» Instruction:
Every line that holds "label" should be shown.

» Records provided:
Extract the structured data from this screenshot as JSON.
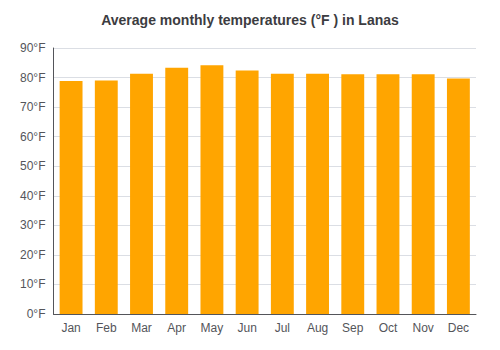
{
  "chart_data": {
    "type": "bar",
    "title": "Average monthly temperatures (°F ) in Lanas",
    "categories": [
      "Jan",
      "Feb",
      "Mar",
      "Apr",
      "May",
      "Jun",
      "Jul",
      "Aug",
      "Sep",
      "Oct",
      "Nov",
      "Dec"
    ],
    "values": [
      78.8,
      79.0,
      81.3,
      83.3,
      84.2,
      82.4,
      81.3,
      81.3,
      81.1,
      81.1,
      81.1,
      79.7
    ],
    "color": "#FFA500",
    "ylim": [
      0,
      90
    ],
    "yticks": [
      {
        "value": 0,
        "label": "0°F"
      },
      {
        "value": 10,
        "label": "10°F"
      },
      {
        "value": 20,
        "label": "20°F"
      },
      {
        "value": 30,
        "label": "30°F"
      },
      {
        "value": 40,
        "label": "40°F"
      },
      {
        "value": 50,
        "label": "50°F"
      },
      {
        "value": 60,
        "label": "60°F"
      },
      {
        "value": 70,
        "label": "70°F"
      },
      {
        "value": 80,
        "label": "80°F"
      },
      {
        "value": 90,
        "label": "90°F"
      }
    ],
    "grid": true
  }
}
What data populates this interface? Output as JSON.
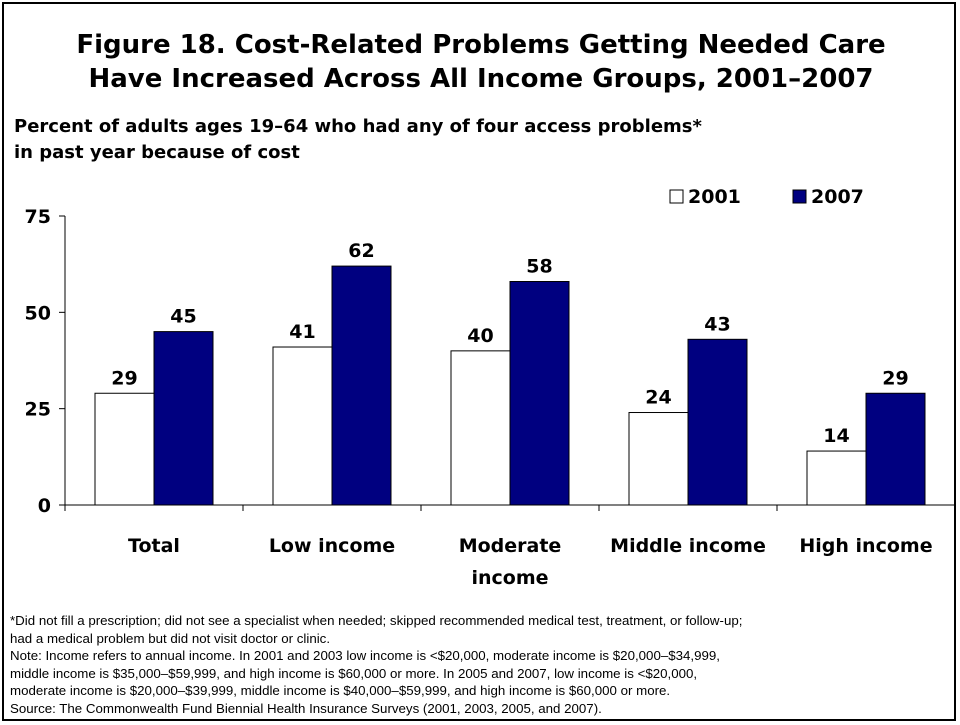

» Task response:
        "label": "0°F"
        "label": "10°F"
        "label": "20°F"
        "label": "30°F"
        "label": "40°F"
        "label": "50°F"
        "label": "60°F"
        "label": "70°F"
        "label": "80°F"
        "label": "90°F"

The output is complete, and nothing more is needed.